» **Raw records**
·····

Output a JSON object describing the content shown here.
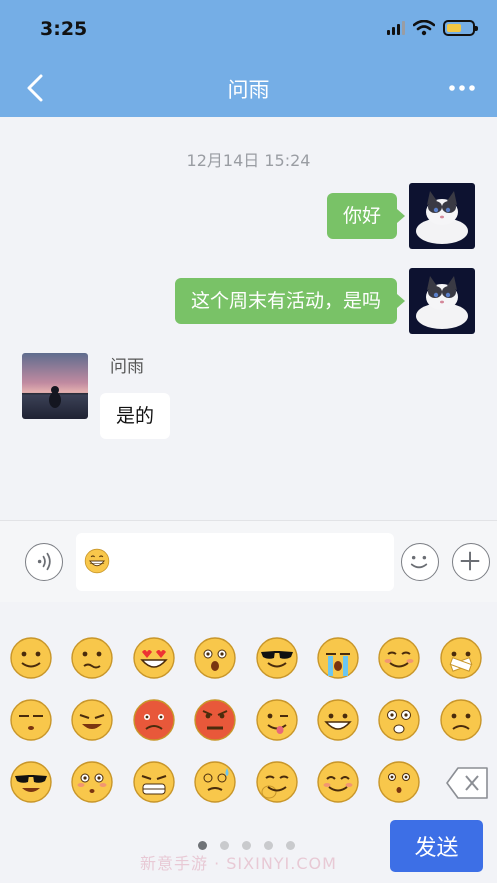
{
  "status_bar": {
    "time": "3:25",
    "battery_level": 0.6
  },
  "header": {
    "back_icon": "chevron-left-icon",
    "title": "问雨",
    "more_icon": "more-horizontal-icon"
  },
  "chat": {
    "timestamp": "12月14日 15:24",
    "messages": [
      {
        "direction": "sent",
        "text": "你好"
      },
      {
        "direction": "sent",
        "text": "这个周末有活动，是吗"
      },
      {
        "direction": "received",
        "sender": "问雨",
        "text": "是的"
      }
    ]
  },
  "input_bar": {
    "voice_icon": "voice-icon",
    "value_emoji": "grinning-emoji",
    "emoji_icon": "smiley-icon",
    "plus_icon": "plus-icon"
  },
  "emoji_panel": {
    "emojis": [
      "smile",
      "wronged",
      "heart-eyes",
      "surprised",
      "cool-sunglasses",
      "crying",
      "shy",
      "sealed-mouth",
      "sleepy",
      "sob",
      "blush-angry",
      "angry",
      "tongue-wink",
      "big-grin",
      "shocked",
      "sad",
      "sunglasses-evil",
      "embarrassed",
      "grimace",
      "dizzy-sweat",
      "sneaky",
      "happy",
      "smart",
      "delete"
    ],
    "page_count": 5,
    "active_page": 1
  },
  "send_button": {
    "label": "发送"
  },
  "watermark": "新意手游 · SIXINYI.COM",
  "colors": {
    "header": "#75aee6",
    "sent_bubble": "#79c267",
    "send_button": "#3d6fe6"
  }
}
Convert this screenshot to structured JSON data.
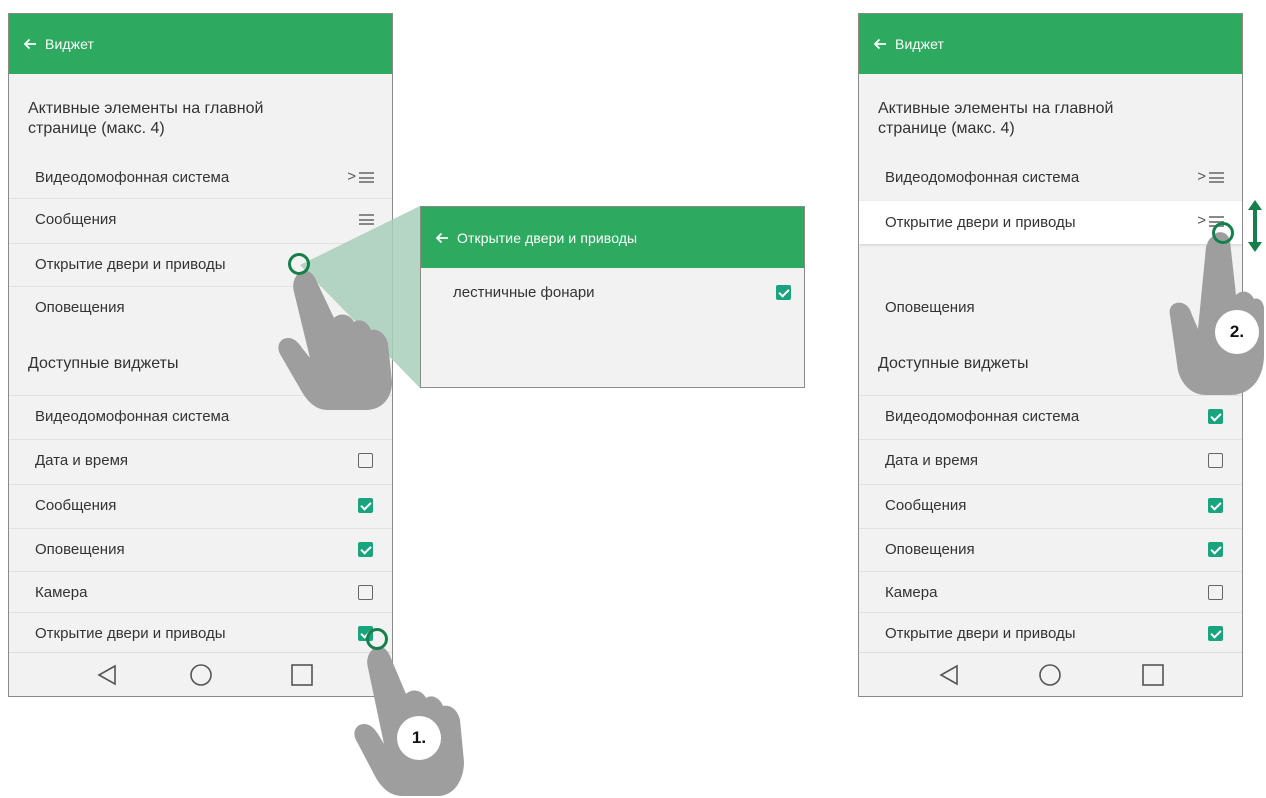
{
  "colors": {
    "appbar": "#2daa5f",
    "checkbox": "#1aa37f",
    "touch_ring": "#14814b",
    "hand": "#999999"
  },
  "left_screen": {
    "appbar_title": "Виджет",
    "active_heading": "Активные элементы на главной странице (макс. 4)",
    "active_items": [
      {
        "label": "Видеодомофонная система",
        "chevron": true,
        "drag": true
      },
      {
        "label": "Сообщения",
        "chevron": false,
        "drag": true
      },
      {
        "label": "Открытие двери и приводы",
        "chevron": false,
        "drag": false
      },
      {
        "label": "Оповещения",
        "chevron": false,
        "drag": false
      }
    ],
    "available_heading": "Доступные виджеты",
    "available_items": [
      {
        "label": "Видеодомофонная система",
        "checked": false
      },
      {
        "label": "Дата и время",
        "checked": false
      },
      {
        "label": "Сообщения",
        "checked": true
      },
      {
        "label": "Оповещения",
        "checked": true
      },
      {
        "label": "Камера",
        "checked": false
      },
      {
        "label": "Открытие двери и приводы",
        "checked": true
      }
    ]
  },
  "popup": {
    "appbar_title": "Открытие двери и приводы",
    "items": [
      {
        "label": "лестничные фонари",
        "checked": true
      }
    ]
  },
  "right_screen": {
    "appbar_title": "Виджет",
    "active_heading": "Активные элементы на главной странице (макс. 4)",
    "active_items": [
      {
        "label": "Видеодомофонная система",
        "chevron": true,
        "drag": true
      },
      {
        "label": "Открытие двери и приводы",
        "chevron": true,
        "drag": true
      },
      {
        "label": "Оповещения",
        "chevron": false,
        "drag": true
      }
    ],
    "available_heading": "Доступные виджеты",
    "available_items": [
      {
        "label": "Видеодомофонная система",
        "checked": true
      },
      {
        "label": "Дата и время",
        "checked": false
      },
      {
        "label": "Сообщения",
        "checked": true
      },
      {
        "label": "Оповещения",
        "checked": true
      },
      {
        "label": "Камера",
        "checked": false
      },
      {
        "label": "Открытие двери и приводы",
        "checked": true
      }
    ]
  },
  "steps": {
    "step1": "1.",
    "step2": "2."
  },
  "icons": [
    "back-arrow-icon",
    "chevron-right-icon",
    "drag-handle-icon",
    "checkbox-icon",
    "nav-back-icon",
    "nav-home-icon",
    "nav-recents-icon",
    "hand-pointer-icon",
    "up-down-arrow-icon"
  ]
}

·····

» **Goal**
Give the entries again without a single change, but with no pictures.

» **Expected output**
Output a JSON object describing the content shown here.
{
  "status_bar": {
    "time": "3:25",
    "battery_level": 0.6
  },
  "header": {
    "back_icon": "chevron-left-icon",
    "title": "问雨",
    "more_icon": "more-horizontal-icon"
  },
  "chat": {
    "timestamp": "12月14日 15:24",
    "messages": [
      {
        "direction": "sent",
        "text": "你好"
      },
      {
        "direction": "sent",
        "text": "这个周末有活动，是吗"
      },
      {
        "direction": "received",
        "sender": "问雨",
        "text": "是的"
      }
    ]
  },
  "input_bar": {
    "voice_icon": "voice-icon",
    "value_emoji": "grinning-emoji",
    "emoji_icon": "smiley-icon",
    "plus_icon": "plus-icon"
  },
  "emoji_panel": {
    "emojis": [
      "smile",
      "wronged",
      "heart-eyes",
      "surprised",
      "cool-sunglasses",
      "crying",
      "shy",
      "sealed-mouth",
      "sleepy",
      "sob",
      "blush-angry",
      "angry",
      "tongue-wink",
      "big-grin",
      "shocked",
      "sad",
      "sunglasses-evil",
      "embarrassed",
      "grimace",
      "dizzy-sweat",
      "sneaky",
      "happy",
      "smart",
      "delete"
    ],
    "page_count": 5,
    "active_page": 1
  },
  "send_button": {
    "label": "发送"
  },
  "watermark": "新意手游 · SIXINYI.COM",
  "colors": {
    "header": "#75aee6",
    "sent_bubble": "#79c267",
    "send_button": "#3d6fe6"
  }
}
Convert this screenshot to structured JSON data.
{
  "colors": {
    "appbar": "#2daa5f",
    "checkbox": "#1aa37f",
    "touch_ring": "#14814b",
    "hand": "#999999"
  },
  "left_screen": {
    "appbar_title": "Виджет",
    "active_heading": "Активные элементы на главной странице (макс. 4)",
    "active_items": [
      {
        "label": "Видеодомофонная система",
        "chevron": true,
        "drag": true
      },
      {
        "label": "Сообщения",
        "chevron": false,
        "drag": true
      },
      {
        "label": "Открытие двери и приводы",
        "chevron": false,
        "drag": false
      },
      {
        "label": "Оповещения",
        "chevron": false,
        "drag": false
      }
    ],
    "available_heading": "Доступные виджеты",
    "available_items": [
      {
        "label": "Видеодомофонная система",
        "checked": false
      },
      {
        "label": "Дата и время",
        "checked": false
      },
      {
        "label": "Сообщения",
        "checked": true
      },
      {
        "label": "Оповещения",
        "checked": true
      },
      {
        "label": "Камера",
        "checked": false
      },
      {
        "label": "Открытие двери и приводы",
        "checked": true
      }
    ]
  },
  "popup": {
    "appbar_title": "Открытие двери и приводы",
    "items": [
      {
        "label": "лестничные фонари",
        "checked": true
      }
    ]
  },
  "right_screen": {
    "appbar_title": "Виджет",
    "active_heading": "Активные элементы на главной странице (макс. 4)",
    "active_items": [
      {
        "label": "Видеодомофонная система",
        "chevron": true,
        "drag": true
      },
      {
        "label": "Открытие двери и приводы",
        "chevron": true,
        "drag": true
      },
      {
        "label": "Оповещения",
        "chevron": false,
        "drag": true
      }
    ],
    "available_heading": "Доступные виджеты",
    "available_items": [
      {
        "label": "Видеодомофонная система",
        "checked": true
      },
      {
        "label": "Дата и время",
        "checked": false
      },
      {
        "label": "Сообщения",
        "checked": true
      },
      {
        "label": "Оповещения",
        "checked": true
      },
      {
        "label": "Камера",
        "checked": false
      },
      {
        "label": "Открытие двери и приводы",
        "checked": true
      }
    ]
  },
  "steps": {
    "step1": "1.",
    "step2": "2."
  },
  "icons": [
    "back-arrow-icon",
    "chevron-right-icon",
    "drag-handle-icon",
    "checkbox-icon",
    "nav-back-icon",
    "nav-home-icon",
    "nav-recents-icon",
    "hand-pointer-icon",
    "up-down-arrow-icon"
  ]
}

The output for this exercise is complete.